[Items listed in a dataset]
-- begin --

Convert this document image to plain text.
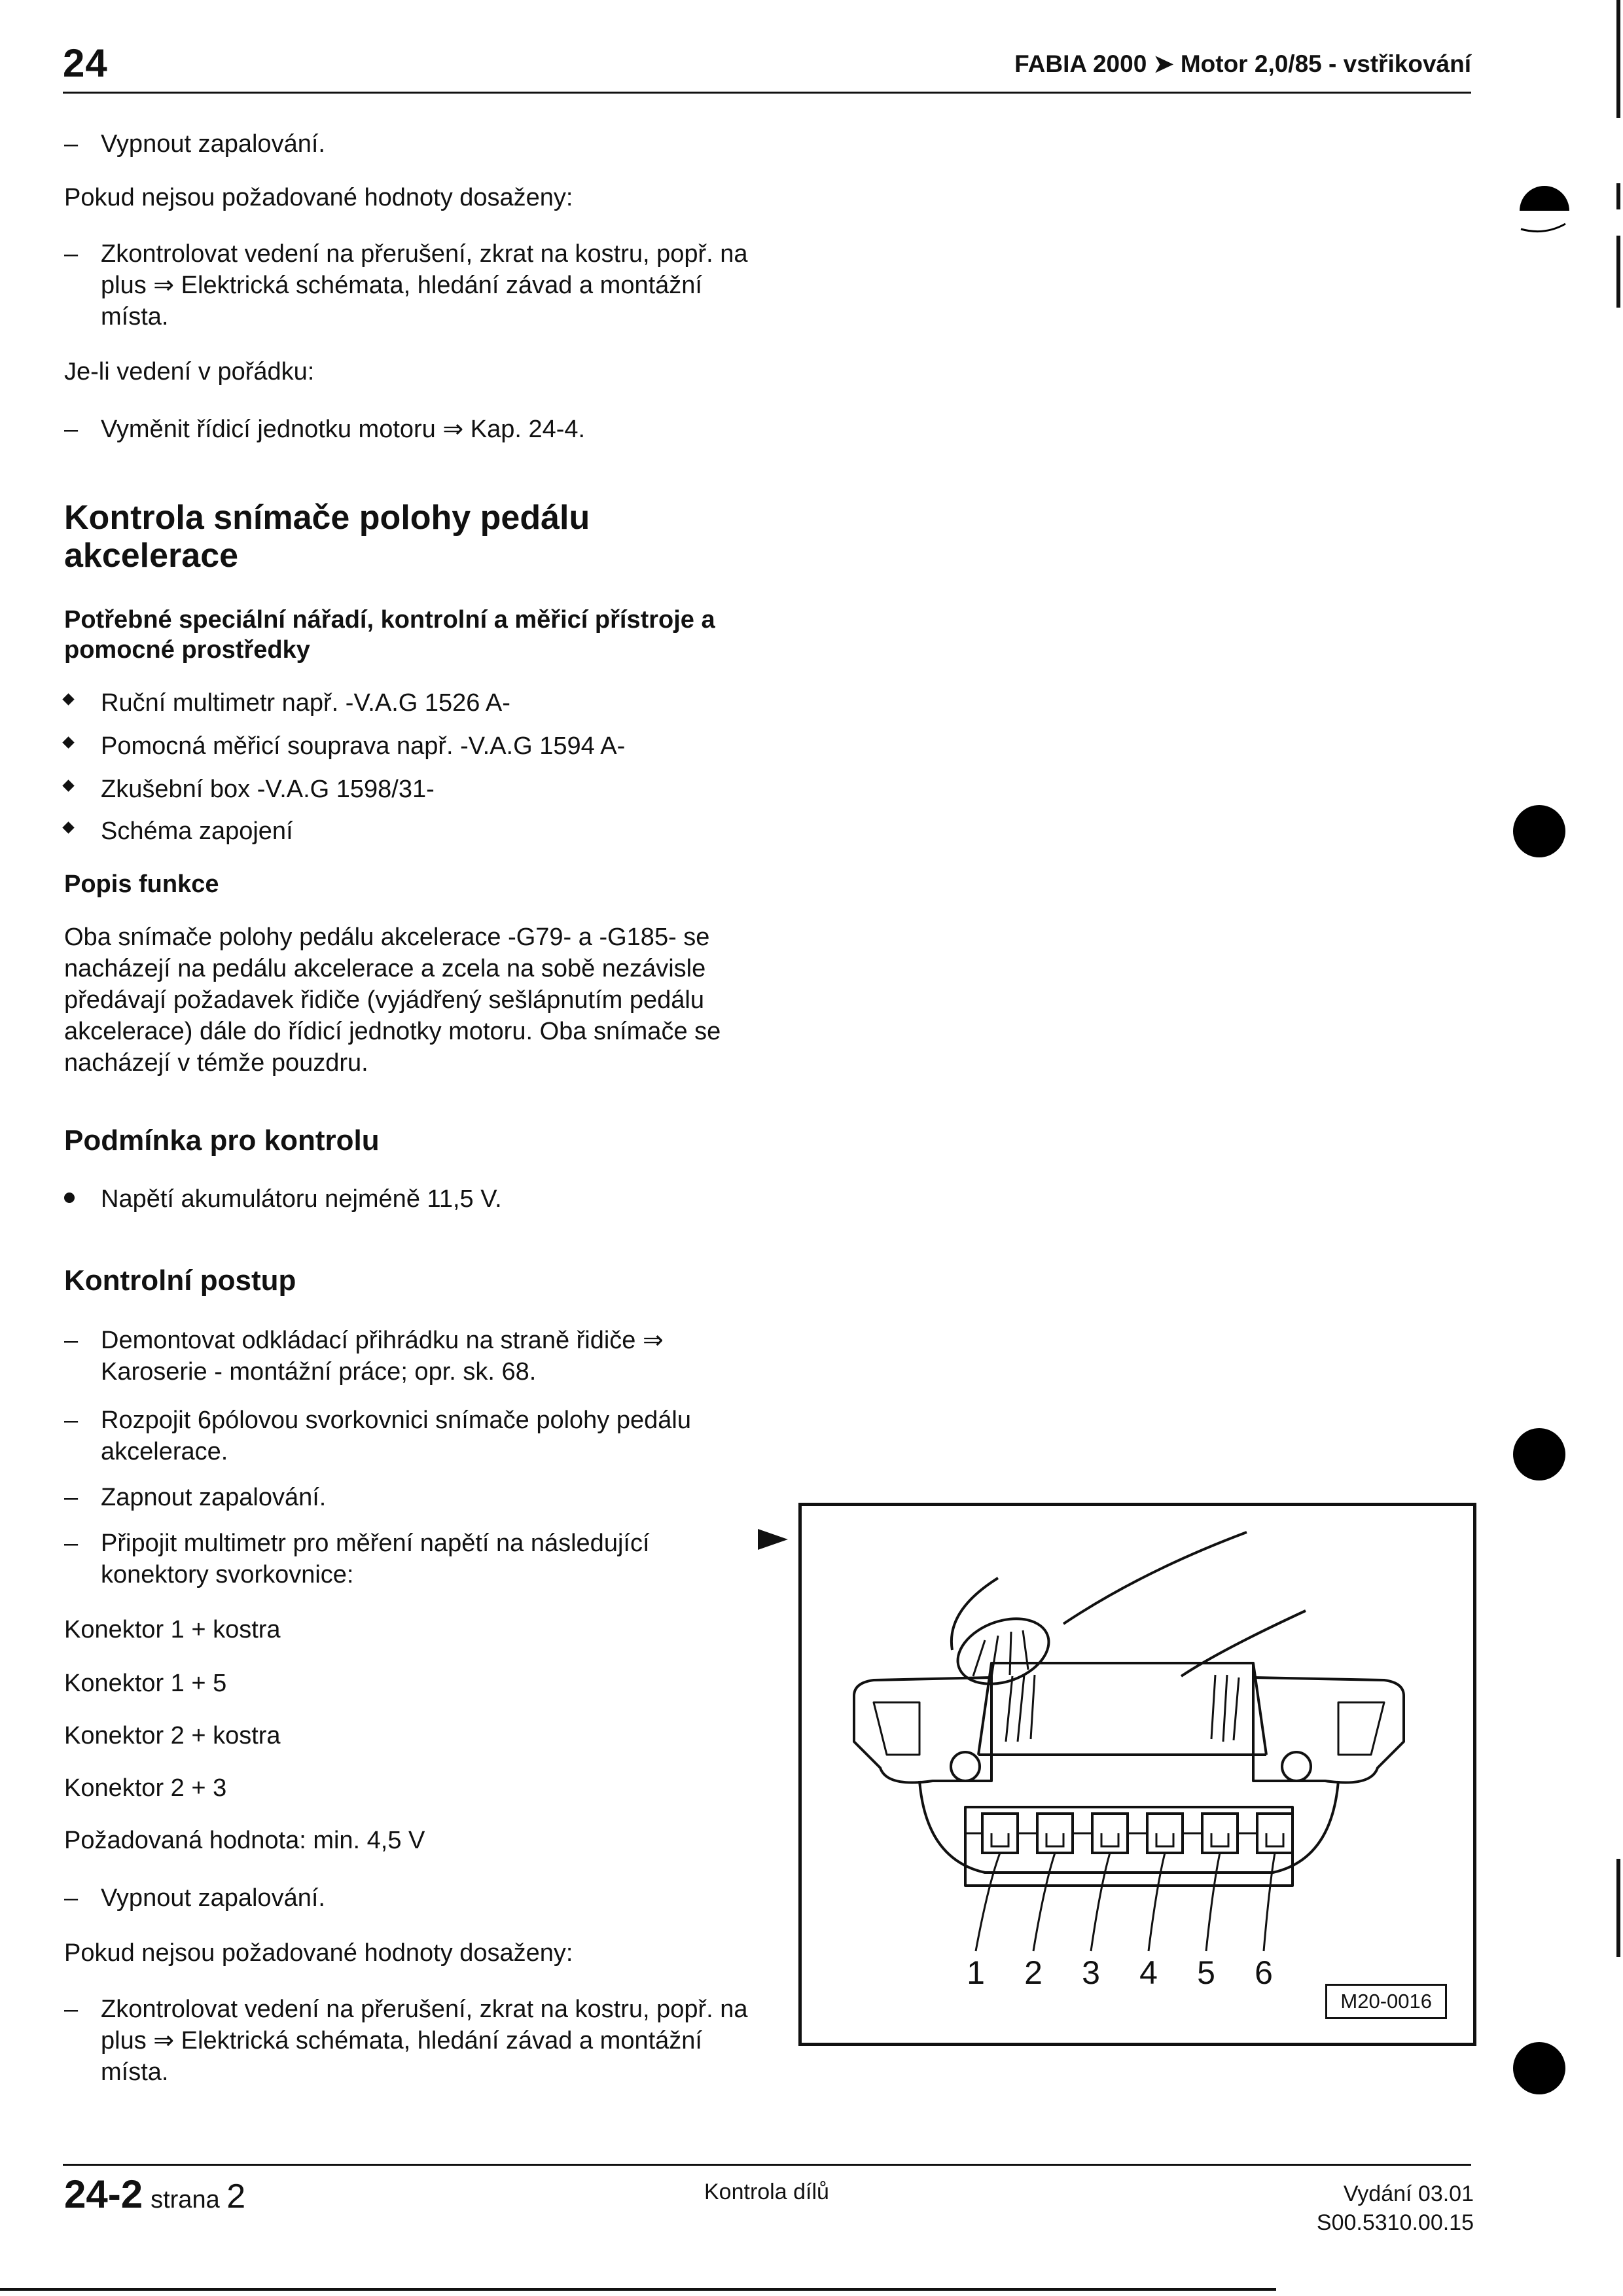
24	FABIA 2000 ➤ Motor 2,0/85 - vstřikování
– Vypnout zapalování.
Pokud nejsou požadované hodnoty dosaženy:
– Zkontrolovat vedení na přerušení, zkrat na kostru, popř. na plus ⇒ Elektrická schémata, hledání závad a montážní místa.
Je-li vedení v pořádku:
– Vyměnit řídicí jednotku motoru ⇒ Kap. 24-4.
Kontrola snímače polohy pedálu akcelerace
Potřebné speciální nářadí, kontrolní a měřicí přístroje a pomocné prostředky
Ruční multimetr např. -V.A.G 1526 A-
Pomocná měřicí souprava např. -V.A.G 1594 A-
Zkušební box -V.A.G 1598/31-
Schéma zapojení
Popis funkce
Oba snímače polohy pedálu akcelerace -G79- a -G185- se nacházejí na pedálu akcelerace a zcela na sobě nezávisle předávají požadavek řidiče (vyjádřený sešlápnutím pedálu akcelerace) dále do řídicí jednotky motoru. Oba snímače se nacházejí v témže pouzdru.
Podmínka pro kontrolu
Napětí akumulátoru nejméně 11,5 V.
Kontrolní postup
– Demontovat odkládací přihrádku na straně řidiče ⇒ Karoserie - montážní práce; opr. sk. 68.
– Rozpojit 6pólovou svorkovnici snímače polohy pedálu akcelerace.
– Zapnout zapalování.
– Připojit multimetr pro měření napětí na následující konektory svorkovnice:
Konektor 1 + kostra
Konektor 1 + 5
Konektor 2 + kostra
Konektor 2 + 3
Požadovaná hodnota: min. 4,5 V
– Vypnout zapalování.
Pokud nejsou požadované hodnoty dosaženy:
– Zkontrolovat vedení na přerušení, zkrat na kostru, popř. na plus ⇒ Elektrická schémata, hledání závad a montážní místa.
1 2 3 4 5 6
M20-0016
24-2 strana 2	Kontrola dílů	Vydání 03.01
S00.5310.00.15
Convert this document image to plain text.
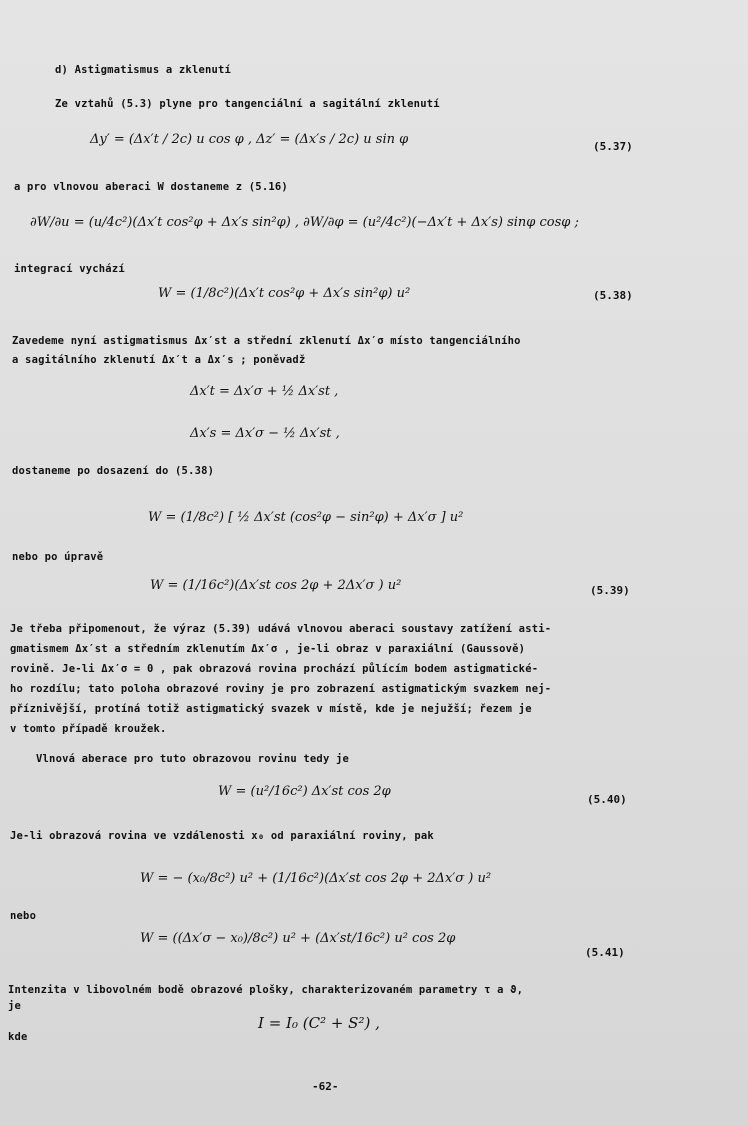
d) Astigmatismus a zklenutí
Ze vztahů (5.3) plyne pro tangenciální a sagitální zklenutí
Δy′ = (Δx′t / 2c) u cos φ , Δz′ = (Δx′s / 2c) u sin φ	(5.37)
a pro vlnovou aberaci W dostaneme z (5.16)
∂W/∂u = (u/4c²)(Δx′t cos²φ + Δx′s sin²φ) , ∂W/∂φ = (u²/4c²)(−Δx′t + Δx′s) sinφ cosφ ;
integrací vychází
W = (1/8c²)(Δx′t cos²φ + Δx′s sin²φ) u²	(5.38)
Zavedeme nyní astigmatismus Δx′st a střední zklenutí Δx′σ místo tangenciálního
a sagitálního zklenutí Δx′t a Δx′s ; poněvadž
Δx′t = Δx′σ + ½ Δx′st ,
Δx′s = Δx′σ − ½ Δx′st ,
dostaneme po dosazení do (5.38)
W = (1/8c²) [ ½ Δx′st (cos²φ − sin²φ) + Δx′σ ] u²
nebo po úpravě
W = (1/16c²)(Δx′st cos 2φ + 2Δx′σ ) u²	(5.39)
Je třeba připomenout, že výraz (5.39) udává vlnovou aberaci soustavy zatížení asti-
gmatismem Δx′st a středním zklenutím Δx′σ , je-li obraz v paraxiální (Gaussově)
rovině. Je-li Δx′σ = 0 , pak obrazová rovina prochází půlícím bodem astigmatické-
ho rozdílu; tato poloha obrazové roviny je pro zobrazení astigmatickým svazkem nej-
příznivější, protíná totiž astigmatický svazek v místě, kde je nejužší; řezem je
v tomto případě kroužek.
Vlnová aberace pro tuto obrazovou rovinu tedy je
W = (u²/16c²) Δx′st cos 2φ
(5.40)
Je-li obrazová rovina ve vzdálenosti x₀ od paraxiální roviny, pak
W = − (x₀/8c²) u² + (1/16c²)(Δx′st cos 2φ + 2Δx′σ ) u²
nebo
W = ((Δx′σ − x₀)/8c²) u² + (Δx′st/16c²) u² cos 2φ
(5.41)
Intenzita v libovolném bodě obrazové plošky, charakterizovaném parametry τ a ϑ,
je
I = I₀ (C² + S²) ,
kde
-62-
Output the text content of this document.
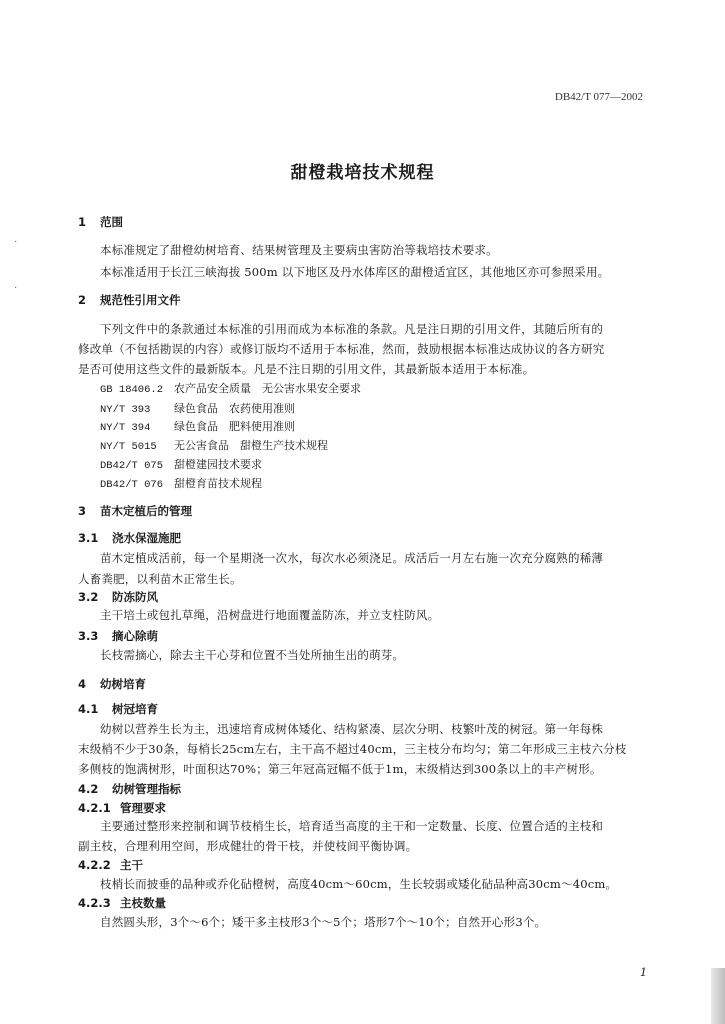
DB42/T 077—2002
甜橙栽培技术规程
·
·
1 范围
本标准规定了甜橙幼树培育、结果树管理及主要病虫害防治等栽培技术要求。
本标准适用于长江三峡海拔 500m 以下地区及丹水体库区的甜橙适宜区，其他地区亦可参照采用。
2 规范性引用文件
下列文件中的条款通过本标准的引用而成为本标准的条款。凡是注日期的引用文件，其随后所有的
修改单（不包括勘误的内容）或修订版均不适用于本标准，然而，鼓励根据本标准达成协议的各方研究
是否可使用这些文件的最新版本。凡是不注日期的引用文件，其最新版本适用于本标准。
GB 18406.2 农产品安全质量　无公害水果安全要求
NY/T 393 绿色食品　农药使用准则
NY/T 394 绿色食品　肥料使用准则
NY/T 5015 无公害食品　甜橙生产技术规程
DB42/T 075 甜橙建园技术要求
DB42/T 076 甜橙育苗技术规程
3 苗木定植后的管理
3.1 浇水保湿施肥
苗木定植成活前，每一个星期浇一次水，每次水必须浇足。成活后一月左右施一次充分腐熟的稀薄
人畜粪肥，以利苗木正常生长。
3.2 防冻防风
主干培土或包扎草绳，沿树盘进行地面覆盖防冻，并立支柱防风。
3.3 摘心除萌
长枝需摘心，除去主干心芽和位置不当处所抽生出的萌芽。
4 幼树培育
4.1 树冠培育
幼树以营养生长为主，迅速培育成树体矮化、结构紧凑、层次分明、枝繁叶茂的树冠。第一年每株
末级梢不少于30条，每梢长25cm左右，主干高不超过40cm，三主枝分布均匀；第二年形成三主枝六分枝
多侧枝的饱满树形，叶面积达70%；第三年冠高冠幅不低于1m，末级梢达到300条以上的丰产树形。
4.2 幼树管理指标
4.2.1 管理要求
主要通过整形来控制和调节枝梢生长，培育适当高度的主干和一定数量、长度、位置合适的主枝和
副主枝，合理利用空间，形成健壮的骨干枝，并使枝间平衡协调。
4.2.2 主干
枝梢长而披垂的品种或乔化砧橙树，高度40cm～60cm，生长较弱或矮化砧品种高30cm～40cm。
4.2.3 主枝数量
自然圆头形，3个～6个；矮干多主枝形3个～5个；塔形7个～10个；自然开心形3个。
1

-- end --

_PROBLEM TO WORK ON:_ Locate the lines above that hold the word "绿色食品". Show every one of them.

_FINISHED TASK:_
NY/T 393 绿色食品　农药使用准则
NY/T 394 绿色食品　肥料使用准则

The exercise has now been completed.